• **EXTRACTED ENTRIES**:

+ + + +

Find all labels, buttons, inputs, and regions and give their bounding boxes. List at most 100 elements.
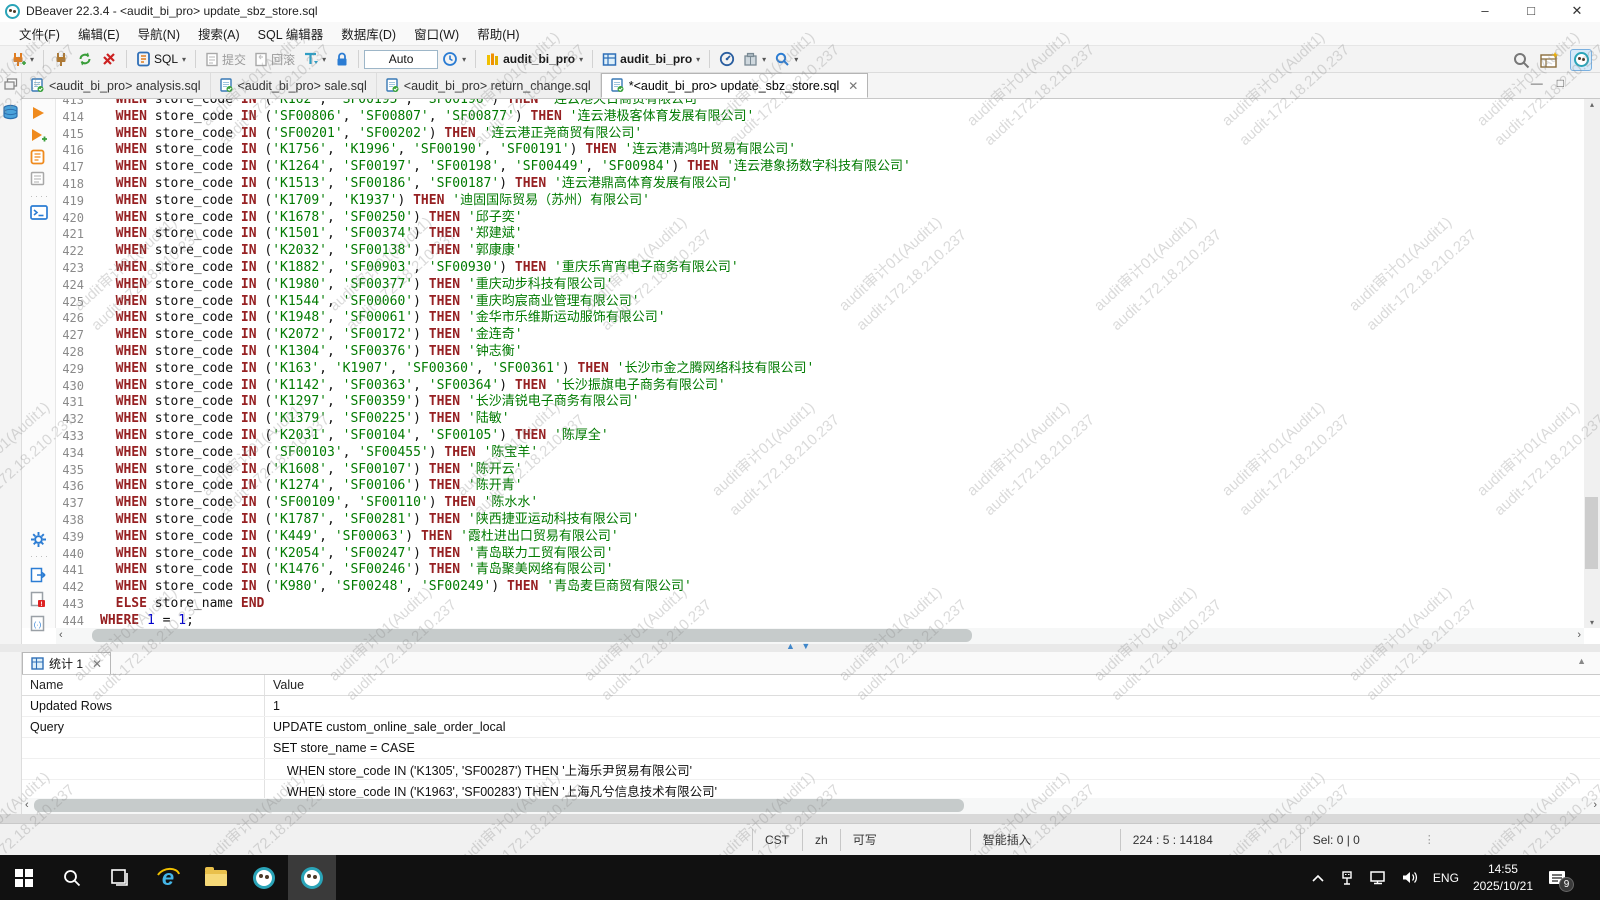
splitter-arrows-icon[interactable]: ▲ ▼ — [786, 641, 812, 651]
open-sql-console-icon[interactable] — [30, 205, 48, 220]
code-line[interactable]: 414 WHEN store_code IN ('SF00806', 'SF00… — [56, 109, 1584, 126]
output-button[interactable]: ▾ — [739, 50, 770, 69]
code-line[interactable]: 432 WHEN store_code IN ('K1379', 'SF0022… — [56, 411, 1584, 428]
menu-item[interactable]: 帮助(H) — [468, 22, 528, 45]
tray-expand-icon[interactable] — [1311, 873, 1325, 883]
task-view-button[interactable] — [96, 855, 144, 900]
explain-plan-icon[interactable] — [30, 171, 46, 187]
view-minimize-icon[interactable]: — — [1531, 76, 1543, 90]
vertical-scroll-thumb[interactable] — [1585, 497, 1598, 569]
code-line[interactable]: 424 WHEN store_code IN ('K1980', 'SF0037… — [56, 277, 1584, 294]
code-line[interactable]: 415 WHEN store_code IN ('SF00201', 'SF00… — [56, 126, 1584, 143]
code-line[interactable]: 426 WHEN store_code IN ('K1948', 'SF0006… — [56, 310, 1584, 327]
code-line[interactable]: 413 WHEN store_code IN ('K162', 'SF00195… — [56, 99, 1584, 109]
code-line[interactable]: 431 WHEN store_code IN ('K1297', 'SF0035… — [56, 394, 1584, 411]
connection-selector-combo[interactable]: audit_bi_pro ▾ — [481, 50, 587, 69]
menu-item[interactable]: 编辑(E) — [69, 22, 129, 45]
code-line[interactable]: 435 WHEN store_code IN ('K1608', 'SF0010… — [56, 462, 1584, 479]
perspective-icon[interactable] — [1540, 51, 1560, 69]
restore-views-icon[interactable] — [4, 78, 18, 90]
templates-icon[interactable]: (·) — [30, 615, 46, 632]
tab-close-icon[interactable]: ✕ — [92, 657, 102, 671]
sql-editor-button[interactable]: SQL ▾ — [132, 49, 190, 69]
code-line[interactable]: 436 WHEN store_code IN ('K1274', 'SF0010… — [56, 478, 1584, 495]
code-line[interactable]: 430 WHEN store_code IN ('K1142', 'SF0036… — [56, 378, 1584, 395]
execute-script-icon[interactable] — [30, 149, 47, 166]
disconnect-button[interactable] — [97, 49, 121, 69]
scroll-up-icon[interactable]: ▴ — [1584, 100, 1600, 109]
code-line[interactable]: 439 WHEN store_code IN ('K449', 'SF00063… — [56, 529, 1584, 546]
horizontal-scroll-thumb[interactable] — [34, 799, 964, 812]
settings-gear-icon[interactable] — [30, 531, 47, 548]
scroll-left-icon[interactable]: ‹ — [25, 799, 29, 811]
editor-tab[interactable]: <audit_bi_pro> analysis.sql — [22, 73, 211, 98]
editor-tab[interactable]: <audit_bi_pro> return_change.sql — [377, 73, 601, 98]
editor-horizontal-scrollbar[interactable]: ‹ › — [56, 628, 1584, 644]
action-center-button[interactable]: 9 — [1547, 869, 1567, 887]
file-explorer-button[interactable] — [192, 855, 240, 900]
new-connection-button[interactable]: ▾ — [6, 49, 38, 69]
code-line[interactable]: 428 WHEN store_code IN ('K1304', 'SF0037… — [56, 344, 1584, 361]
dashboard-button[interactable] — [715, 49, 739, 69]
scroll-down-icon[interactable]: ▾ — [1584, 618, 1600, 627]
code-line[interactable]: 434 WHEN store_code IN ('SF00103', 'SF00… — [56, 445, 1584, 462]
editor-tab[interactable]: <audit_bi_pro> sale.sql — [211, 73, 377, 98]
commit-button[interactable]: 提交 — [201, 49, 250, 70]
panel-chevron-icon[interactable]: ▲ — [1577, 656, 1586, 666]
panel-horizontal-scrollbar[interactable]: ‹ › — [22, 798, 1600, 814]
export-result-icon[interactable] — [30, 567, 47, 583]
start-button[interactable] — [0, 855, 48, 900]
result-row[interactable]: SET store_name = CASE — [22, 738, 1600, 759]
dbeaver-taskbar-button[interactable] — [240, 855, 288, 900]
speaker-icon[interactable] — [1401, 870, 1419, 885]
code-line[interactable]: 427 WHEN store_code IN ('K2072', 'SF0017… — [56, 327, 1584, 344]
menu-item[interactable]: 导航(N) — [129, 22, 189, 45]
global-search-icon[interactable] — [1512, 51, 1530, 69]
editor-results-splitter[interactable]: ▲ ▼ — [0, 644, 1600, 652]
commit-mode-combo[interactable]: Auto — [364, 50, 438, 69]
menu-item[interactable]: 窗口(W) — [405, 22, 468, 45]
database-navigator-icon[interactable] — [2, 104, 19, 120]
language-indicator[interactable]: ENG — [1433, 871, 1459, 885]
code-line[interactable]: 420 WHEN store_code IN ('K1678', 'SF0025… — [56, 210, 1584, 227]
horizontal-scroll-thumb[interactable] — [92, 629, 972, 642]
internet-explorer-button[interactable]: e — [144, 855, 192, 900]
code-line[interactable]: 438 WHEN store_code IN ('K1787', 'SF0028… — [56, 512, 1584, 529]
execute-new-tab-icon[interactable] — [30, 127, 48, 143]
window-maximize-button[interactable]: □ — [1508, 0, 1554, 22]
column-header-name[interactable]: Name — [22, 675, 265, 695]
code-line[interactable]: 437 WHEN store_code IN ('SF00109', 'SF00… — [56, 495, 1584, 512]
connect-button[interactable] — [49, 49, 73, 69]
menu-item[interactable]: SQL 编辑器 — [249, 22, 333, 45]
database-search-button[interactable]: ▾ — [770, 49, 802, 69]
user-avatar[interactable] — [1570, 49, 1592, 71]
tab-close-icon[interactable]: ✕ — [848, 79, 858, 93]
dbeaver-taskbar-button-active[interactable] — [288, 855, 336, 900]
status-overflow-dots[interactable]: ⋮ — [1424, 833, 1435, 846]
code-line[interactable]: 417 WHEN store_code IN ('K1264', 'SF0019… — [56, 159, 1584, 176]
code-line[interactable]: 440 WHEN store_code IN ('K2054', 'SF0024… — [56, 546, 1584, 563]
sql-editor[interactable]: 413 WHEN store_code IN ('K162', 'SF00195… — [56, 99, 1584, 628]
schema-selector-combo[interactable]: audit_bi_pro ▾ — [598, 50, 704, 69]
lock-button[interactable] — [330, 49, 353, 69]
error-log-icon[interactable]: ! — [30, 591, 46, 608]
code-line[interactable]: 444WHERE 1 = 1; — [56, 613, 1584, 628]
view-maximize-icon[interactable]: □ — [1557, 76, 1564, 90]
transaction-mode-button[interactable]: ▾ — [299, 49, 330, 69]
rollback-button[interactable]: 回滚 — [250, 49, 299, 70]
window-close-button[interactable]: ✕ — [1554, 0, 1600, 22]
code-line[interactable]: 443 ELSE store_name END — [56, 596, 1584, 613]
code-line[interactable]: 421 WHEN store_code IN ('K1501', 'SF0037… — [56, 226, 1584, 243]
window-minimize-button[interactable]: – — [1462, 0, 1508, 22]
editor-tab[interactable]: *<audit_bi_pro> update_sbz_store.sql✕ — [601, 73, 869, 98]
code-line[interactable]: 441 WHEN store_code IN ('K1476', 'SF0024… — [56, 562, 1584, 579]
usb-icon[interactable] — [1339, 870, 1355, 886]
code-line[interactable]: 418 WHEN store_code IN ('K1513', 'SF0018… — [56, 176, 1584, 193]
code-line[interactable]: 433 WHEN store_code IN ('K2031', 'SF0010… — [56, 428, 1584, 445]
result-row[interactable]: Updated Rows1 — [22, 696, 1600, 717]
code-line[interactable]: 422 WHEN store_code IN ('K2032', 'SF0013… — [56, 243, 1584, 260]
menu-item[interactable]: 文件(F) — [10, 22, 69, 45]
code-line[interactable]: 425 WHEN store_code IN ('K1544', 'SF0006… — [56, 294, 1584, 311]
code-line[interactable]: 442 WHEN store_code IN ('K980', 'SF00248… — [56, 579, 1584, 596]
menu-item[interactable]: 数据库(D) — [332, 22, 405, 45]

+ + + +

• **GIVEN REQUEST**: Reproduce the lines in the records above exactly, starting with the line containing "splitter-arrows-icon[interactable]: ▲ ▼" and continuing through the line containing "code-line[interactable]: 432 WHEN", with both of those lines included.

• **EXPECTED OUTPUT**:
splitter-arrows-icon[interactable]: ▲ ▼ — [786, 641, 812, 651]
open-sql-console-icon[interactable] — [30, 205, 48, 220]
code-line[interactable]: 414 WHEN store_code IN ('SF00806', 'SF00… — [56, 109, 1584, 126]
output-button[interactable]: ▾ — [739, 50, 770, 69]
code-line[interactable]: 432 WHEN store_code IN ('K1379', 'SF0022… — [56, 411, 1584, 428]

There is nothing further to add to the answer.